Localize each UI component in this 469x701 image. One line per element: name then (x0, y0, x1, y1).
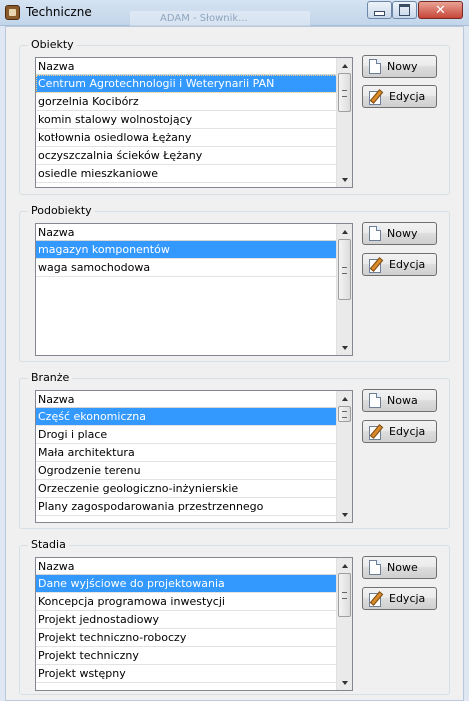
list-item[interactable]: oczyszczalnia ścieków Łężany (36, 147, 352, 165)
list-item[interactable]: Projekt techniczno-roboczy (36, 629, 352, 647)
column-header-nazwa[interactable]: Nazwa (36, 58, 352, 75)
vertical-scrollbar[interactable] (336, 391, 352, 522)
list-item[interactable]: Koncepcja programowa inwestycji (36, 593, 352, 611)
new-document-icon (369, 59, 381, 74)
scroll-down-icon[interactable] (337, 675, 352, 690)
edit-pencil-icon (369, 89, 383, 105)
list-item[interactable]: Orzeczenie geologiczno-inżynierskie (36, 480, 352, 498)
group-obiekty: Obiekty Nazwa Centrum Agrotechnologii i … (19, 38, 450, 195)
vertical-scrollbar[interactable] (336, 58, 352, 187)
list-item[interactable]: Plany zagospodarowania przestrzennego (36, 498, 352, 516)
new-stage-button[interactable]: Nowe (362, 556, 437, 579)
scroll-up-icon[interactable] (337, 391, 352, 406)
list-item[interactable]: waga samochodowa (36, 259, 352, 277)
vertical-scrollbar[interactable] (336, 558, 352, 690)
group-branze: Branże Nazwa Część ekonomiczna Drogi i p… (19, 371, 450, 529)
minimize-button[interactable] (367, 1, 392, 19)
scroll-thumb[interactable] (338, 406, 351, 422)
window-body: Obiekty Nazwa Centrum Agrotechnologii i … (5, 26, 464, 701)
group-label-obiekty: Obiekty (28, 38, 77, 51)
edit-subobject-button[interactable]: Edycja (362, 253, 437, 276)
scroll-thumb[interactable] (338, 239, 351, 300)
list-item[interactable]: Mała architektura (36, 444, 352, 462)
close-icon: ✕ (435, 2, 446, 18)
list-item[interactable]: Ogrodzenie terenu (36, 462, 352, 480)
new-document-icon (369, 226, 381, 241)
list-item[interactable]: kotłownia osiedlowa Łężany (36, 129, 352, 147)
column-header-nazwa[interactable]: Nazwa (36, 558, 352, 575)
new-object-button[interactable]: Nowy (362, 55, 437, 78)
scroll-thumb[interactable] (338, 73, 351, 112)
list-item[interactable]: Centrum Agrotechnologii i Weterynarii PA… (36, 75, 352, 93)
vertical-scrollbar[interactable] (336, 224, 352, 355)
list-item[interactable]: Projekt techniczny (36, 647, 352, 665)
column-header-nazwa[interactable]: Nazwa (36, 224, 352, 241)
edit-branch-button[interactable]: Edycja (362, 420, 437, 443)
group-stadia: Stadia Nazwa Dane wyjściowe do projektow… (19, 538, 450, 695)
new-document-icon (369, 560, 381, 575)
list-item[interactable]: Część ekonomiczna (36, 408, 352, 426)
scroll-up-icon[interactable] (337, 58, 352, 73)
list-item[interactable]: gorzelnia Kocibórz (36, 93, 352, 111)
group-label-podobiekty: Podobiekty (28, 204, 95, 217)
edit-pencil-icon (369, 257, 383, 273)
scroll-thumb[interactable] (338, 573, 351, 617)
list-podobiekty[interactable]: Nazwa magazyn komponentów waga samochodo… (35, 223, 353, 356)
scroll-down-icon[interactable] (337, 340, 352, 355)
list-item[interactable]: Projekt jednostadiowy (36, 611, 352, 629)
scroll-down-icon[interactable] (337, 172, 352, 187)
list-item[interactable]: magazyn komponentów (36, 241, 352, 259)
list-item[interactable]: komin stalowy wolnostojący (36, 111, 352, 129)
new-subobject-button[interactable]: Nowy (362, 222, 437, 245)
edit-stage-button[interactable]: Edycja (362, 587, 437, 610)
list-item[interactable]: osiedle mieszkaniowe (36, 165, 352, 183)
edit-pencil-icon (369, 591, 383, 607)
edit-object-button[interactable]: Edycja (362, 85, 437, 108)
app-icon (5, 5, 20, 20)
list-item[interactable]: Drogi i place (36, 426, 352, 444)
list-stadia[interactable]: Nazwa Dane wyjściowe do projektowania Ko… (35, 557, 353, 691)
background-window-title: ADAM - Słownik... (130, 11, 310, 27)
title-bar[interactable]: Techniczne ADAM - Słownik... ✕ (0, 0, 469, 27)
group-label-branze: Branże (28, 371, 73, 384)
list-obiekty[interactable]: Nazwa Centrum Agrotechnologii i Weteryna… (35, 57, 353, 188)
group-podobiekty: Podobiekty Nazwa magazyn komponentów wag… (19, 204, 450, 362)
scroll-up-icon[interactable] (337, 224, 352, 239)
edit-pencil-icon (369, 424, 383, 440)
list-item[interactable]: Projekt wstępny (36, 665, 352, 683)
list-item[interactable]: Dane wyjściowe do projektowania (36, 575, 352, 593)
group-label-stadia: Stadia (28, 538, 69, 551)
new-document-icon (369, 393, 381, 408)
new-branch-button[interactable]: Nowa (362, 389, 437, 412)
close-button[interactable]: ✕ (418, 1, 463, 19)
scroll-down-icon[interactable] (337, 507, 352, 522)
column-header-nazwa[interactable]: Nazwa (36, 391, 352, 408)
maximize-button[interactable] (392, 1, 417, 19)
list-branze[interactable]: Nazwa Część ekonomiczna Drogi i place Ma… (35, 390, 353, 523)
scroll-up-icon[interactable] (337, 558, 352, 573)
window-title: Techniczne (26, 5, 92, 19)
◇ ◇ ◇ ◇ ◇
Collect and copy every line of the items above that contains the string "down". Case counts.

Completed exercise:
scroll-down-icon[interactable] (337, 675, 352, 690)
scroll-down-icon[interactable] (337, 340, 352, 355)
scroll-down-icon[interactable] (337, 172, 352, 187)
scroll-down-icon[interactable] (337, 507, 352, 522)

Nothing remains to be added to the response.